Stated task:
Restate the complete material exactly.

Collected data entries:
▬▬▬▬▬▬

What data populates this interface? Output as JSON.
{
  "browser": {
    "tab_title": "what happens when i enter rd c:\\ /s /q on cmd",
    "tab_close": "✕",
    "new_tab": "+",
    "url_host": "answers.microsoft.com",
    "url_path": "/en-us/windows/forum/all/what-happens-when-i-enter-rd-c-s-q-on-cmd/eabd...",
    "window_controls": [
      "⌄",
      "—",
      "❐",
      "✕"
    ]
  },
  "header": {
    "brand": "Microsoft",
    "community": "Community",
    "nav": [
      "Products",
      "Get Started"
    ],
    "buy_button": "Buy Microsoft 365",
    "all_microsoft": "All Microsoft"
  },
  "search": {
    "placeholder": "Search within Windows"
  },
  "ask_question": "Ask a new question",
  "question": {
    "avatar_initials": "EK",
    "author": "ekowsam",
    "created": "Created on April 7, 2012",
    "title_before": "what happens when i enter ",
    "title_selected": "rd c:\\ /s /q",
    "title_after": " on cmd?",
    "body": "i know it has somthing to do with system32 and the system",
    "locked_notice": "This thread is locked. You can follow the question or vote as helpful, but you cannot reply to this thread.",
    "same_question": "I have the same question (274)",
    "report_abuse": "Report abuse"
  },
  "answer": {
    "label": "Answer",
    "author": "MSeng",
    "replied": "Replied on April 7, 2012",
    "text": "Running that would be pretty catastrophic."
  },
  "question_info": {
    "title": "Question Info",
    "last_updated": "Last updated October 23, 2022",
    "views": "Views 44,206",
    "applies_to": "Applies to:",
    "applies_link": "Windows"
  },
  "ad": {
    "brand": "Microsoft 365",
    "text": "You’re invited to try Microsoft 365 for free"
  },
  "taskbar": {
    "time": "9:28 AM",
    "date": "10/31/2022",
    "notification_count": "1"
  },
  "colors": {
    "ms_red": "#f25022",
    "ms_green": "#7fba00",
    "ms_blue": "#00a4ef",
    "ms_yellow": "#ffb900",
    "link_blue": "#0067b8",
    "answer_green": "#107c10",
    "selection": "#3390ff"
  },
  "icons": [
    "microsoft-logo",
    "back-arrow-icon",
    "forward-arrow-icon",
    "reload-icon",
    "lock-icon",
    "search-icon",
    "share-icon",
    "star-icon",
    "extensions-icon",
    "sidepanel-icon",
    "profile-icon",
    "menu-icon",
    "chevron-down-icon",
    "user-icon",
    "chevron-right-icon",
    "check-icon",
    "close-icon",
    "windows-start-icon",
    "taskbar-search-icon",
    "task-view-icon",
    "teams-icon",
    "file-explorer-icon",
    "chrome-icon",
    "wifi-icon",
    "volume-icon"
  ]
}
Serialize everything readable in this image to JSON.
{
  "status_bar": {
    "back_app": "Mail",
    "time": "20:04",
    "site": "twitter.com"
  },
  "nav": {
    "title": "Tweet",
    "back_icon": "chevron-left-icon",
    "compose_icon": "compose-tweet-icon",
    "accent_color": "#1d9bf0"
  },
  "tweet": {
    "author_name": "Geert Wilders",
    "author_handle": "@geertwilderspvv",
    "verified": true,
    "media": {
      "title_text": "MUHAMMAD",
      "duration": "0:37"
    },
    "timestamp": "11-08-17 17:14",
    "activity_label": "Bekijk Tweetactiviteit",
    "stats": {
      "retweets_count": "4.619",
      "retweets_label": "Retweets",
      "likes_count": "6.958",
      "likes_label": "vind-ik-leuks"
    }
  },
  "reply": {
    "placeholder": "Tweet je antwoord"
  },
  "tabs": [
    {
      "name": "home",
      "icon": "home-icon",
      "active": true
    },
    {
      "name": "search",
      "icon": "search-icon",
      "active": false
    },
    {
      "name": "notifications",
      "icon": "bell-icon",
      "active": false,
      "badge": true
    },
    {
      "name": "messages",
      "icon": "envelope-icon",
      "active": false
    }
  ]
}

▬▬▬▬▬▬

Answer to the exercise:
What data populates this interface? Output as JSON.
{
  "browser": {
    "tab_title": "what happens when i enter rd c:\\ /s /q on cmd",
    "tab_close": "✕",
    "new_tab": "+",
    "url_host": "answers.microsoft.com",
    "url_path": "/en-us/windows/forum/all/what-happens-when-i-enter-rd-c-s-q-on-cmd/eabd...",
    "window_controls": [
      "⌄",
      "—",
      "❐",
      "✕"
    ]
  },
  "header": {
    "brand": "Microsoft",
    "community": "Community",
    "nav": [
      "Products",
      "Get Started"
    ],
    "buy_button": "Buy Microsoft 365",
    "all_microsoft": "All Microsoft"
  },
  "search": {
    "placeholder": "Search within Windows"
  },
  "ask_question": "Ask a new question",
  "question": {
    "avatar_initials": "EK",
    "author": "ekowsam",
    "created": "Created on April 7, 2012",
    "title_before": "what happens when i enter ",
    "title_selected": "rd c:\\ /s /q",
    "title_after": " on cmd?",
    "body": "i know it has somthing to do with system32 and the system",
    "locked_notice": "This thread is locked. You can follow the question or vote as helpful, but you cannot reply to this thread.",
    "same_question": "I have the same question (274)",
    "report_abuse": "Report abuse"
  },
  "answer": {
    "label": "Answer",
    "author": "MSeng",
    "replied": "Replied on April 7, 2012",
    "text": "Running that would be pretty catastrophic."
  },
  "question_info": {
    "title": "Question Info",
    "last_updated": "Last updated October 23, 2022",
    "views": "Views 44,206",
    "applies_to": "Applies to:",
    "applies_link": "Windows"
  },
  "ad": {
    "brand": "Microsoft 365",
    "text": "You’re invited to try Microsoft 365 for free"
  },
  "taskbar": {
    "time": "9:28 AM",
    "date": "10/31/2022",
    "notification_count": "1"
  },
  "colors": {
    "ms_red": "#f25022",
    "ms_green": "#7fba00",
    "ms_blue": "#00a4ef",
    "ms_yellow": "#ffb900",
    "link_blue": "#0067b8",
    "answer_green": "#107c10",
    "selection": "#3390ff"
  },
  "icons": [
    "microsoft-logo",
    "back-arrow-icon",
    "forward-arrow-icon",
    "reload-icon",
    "lock-icon",
    "search-icon",
    "share-icon",
    "star-icon",
    "extensions-icon",
    "sidepanel-icon",
    "profile-icon",
    "menu-icon",
    "chevron-down-icon",
    "user-icon",
    "chevron-right-icon",
    "check-icon",
    "close-icon",
    "windows-start-icon",
    "taskbar-search-icon",
    "task-view-icon",
    "teams-icon",
    "file-explorer-icon",
    "chrome-icon",
    "wifi-icon",
    "volume-icon"
  ]
}
Serialize everything readable in this image to JSON.
{
  "status_bar": {
    "back_app": "Mail",
    "time": "20:04",
    "site": "twitter.com"
  },
  "nav": {
    "title": "Tweet",
    "back_icon": "chevron-left-icon",
    "compose_icon": "compose-tweet-icon",
    "accent_color": "#1d9bf0"
  },
  "tweet": {
    "author_name": "Geert Wilders",
    "author_handle": "@geertwilderspvv",
    "verified": true,
    "media": {
      "title_text": "MUHAMMAD",
      "duration": "0:37"
    },
    "timestamp": "11-08-17 17:14",
    "activity_label": "Bekijk Tweetactiviteit",
    "stats": {
      "retweets_count": "4.619",
      "retweets_label": "Retweets",
      "likes_count": "6.958",
      "likes_label": "vind-ik-leuks"
    }
  },
  "reply": {
    "placeholder": "Tweet je antwoord"
  },
  "tabs": [
    {
      "name": "home",
      "icon": "home-icon",
      "active": true
    },
    {
      "name": "search",
      "icon": "search-icon",
      "active": false
    },
    {
      "name": "notifications",
      "icon": "bell-icon",
      "active": false,
      "badge": true
    },
    {
      "name": "messages",
      "icon": "envelope-icon",
      "active": false
    }
  ]
}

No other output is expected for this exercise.